> [Raw data]
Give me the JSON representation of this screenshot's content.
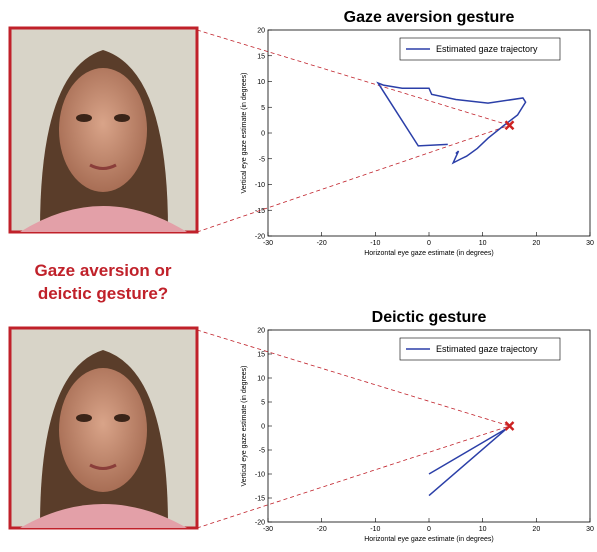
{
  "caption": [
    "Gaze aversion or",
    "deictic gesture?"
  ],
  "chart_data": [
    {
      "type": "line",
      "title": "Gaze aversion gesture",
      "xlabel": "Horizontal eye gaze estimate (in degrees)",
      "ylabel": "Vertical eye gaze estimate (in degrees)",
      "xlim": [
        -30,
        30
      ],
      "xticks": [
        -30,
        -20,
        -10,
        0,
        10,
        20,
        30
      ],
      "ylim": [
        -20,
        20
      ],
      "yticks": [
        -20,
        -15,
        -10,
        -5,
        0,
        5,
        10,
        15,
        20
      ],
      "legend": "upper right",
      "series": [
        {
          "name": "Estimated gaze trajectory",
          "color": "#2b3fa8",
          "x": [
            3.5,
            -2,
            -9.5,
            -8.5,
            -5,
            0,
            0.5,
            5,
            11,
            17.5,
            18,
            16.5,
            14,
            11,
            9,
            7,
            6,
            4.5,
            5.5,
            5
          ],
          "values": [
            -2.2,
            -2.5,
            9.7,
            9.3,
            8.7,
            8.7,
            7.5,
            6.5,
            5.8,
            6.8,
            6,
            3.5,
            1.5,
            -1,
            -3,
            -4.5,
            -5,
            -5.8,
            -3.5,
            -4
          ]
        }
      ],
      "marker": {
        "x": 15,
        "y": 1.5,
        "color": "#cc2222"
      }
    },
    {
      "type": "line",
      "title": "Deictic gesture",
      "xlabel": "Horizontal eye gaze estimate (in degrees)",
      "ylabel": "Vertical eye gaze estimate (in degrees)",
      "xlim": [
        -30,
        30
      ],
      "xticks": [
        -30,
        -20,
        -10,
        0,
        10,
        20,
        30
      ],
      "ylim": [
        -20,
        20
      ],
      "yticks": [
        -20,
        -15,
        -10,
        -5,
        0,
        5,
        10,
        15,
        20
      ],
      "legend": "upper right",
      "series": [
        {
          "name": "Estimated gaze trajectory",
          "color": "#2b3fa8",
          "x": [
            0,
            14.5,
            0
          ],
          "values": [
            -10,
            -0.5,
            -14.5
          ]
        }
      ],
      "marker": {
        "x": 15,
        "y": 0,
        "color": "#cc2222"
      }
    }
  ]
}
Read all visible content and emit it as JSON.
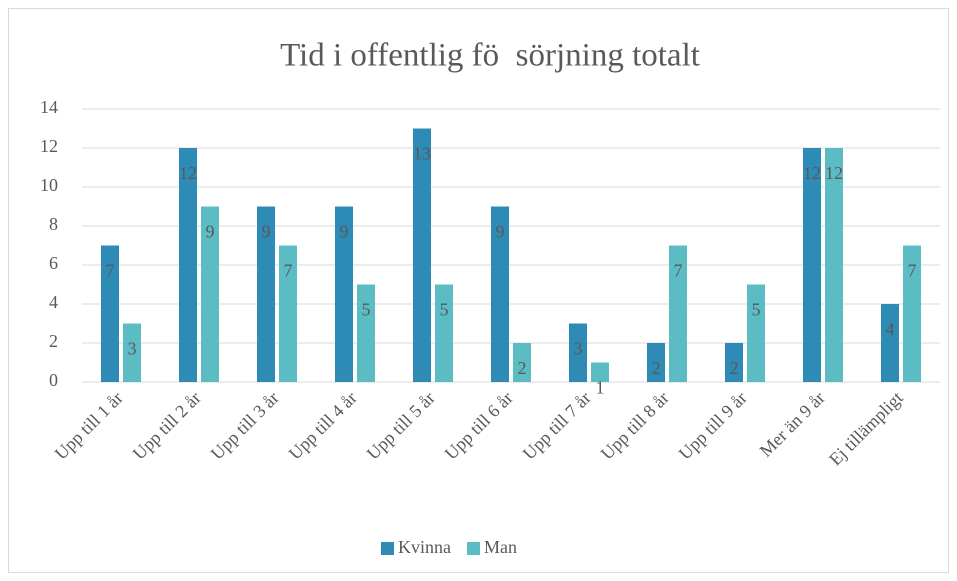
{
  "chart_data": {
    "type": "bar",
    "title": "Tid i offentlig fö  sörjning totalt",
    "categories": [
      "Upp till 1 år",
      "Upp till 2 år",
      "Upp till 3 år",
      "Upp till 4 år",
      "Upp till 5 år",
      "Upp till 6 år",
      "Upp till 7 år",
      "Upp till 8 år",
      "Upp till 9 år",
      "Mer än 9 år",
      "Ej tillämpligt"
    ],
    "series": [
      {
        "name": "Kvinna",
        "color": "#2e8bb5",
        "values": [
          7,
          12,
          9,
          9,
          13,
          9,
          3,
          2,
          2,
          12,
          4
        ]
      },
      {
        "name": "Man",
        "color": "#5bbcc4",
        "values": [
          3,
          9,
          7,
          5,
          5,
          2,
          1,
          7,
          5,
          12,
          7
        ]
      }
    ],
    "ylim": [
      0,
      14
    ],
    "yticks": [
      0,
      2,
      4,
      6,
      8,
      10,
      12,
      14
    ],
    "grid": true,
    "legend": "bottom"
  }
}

> [Given task] Within the material above, find the lines that contain the word "aversion"; copy them.

> [Solution]
    "Gaze aversion or",
      "title": "Gaze aversion gesture",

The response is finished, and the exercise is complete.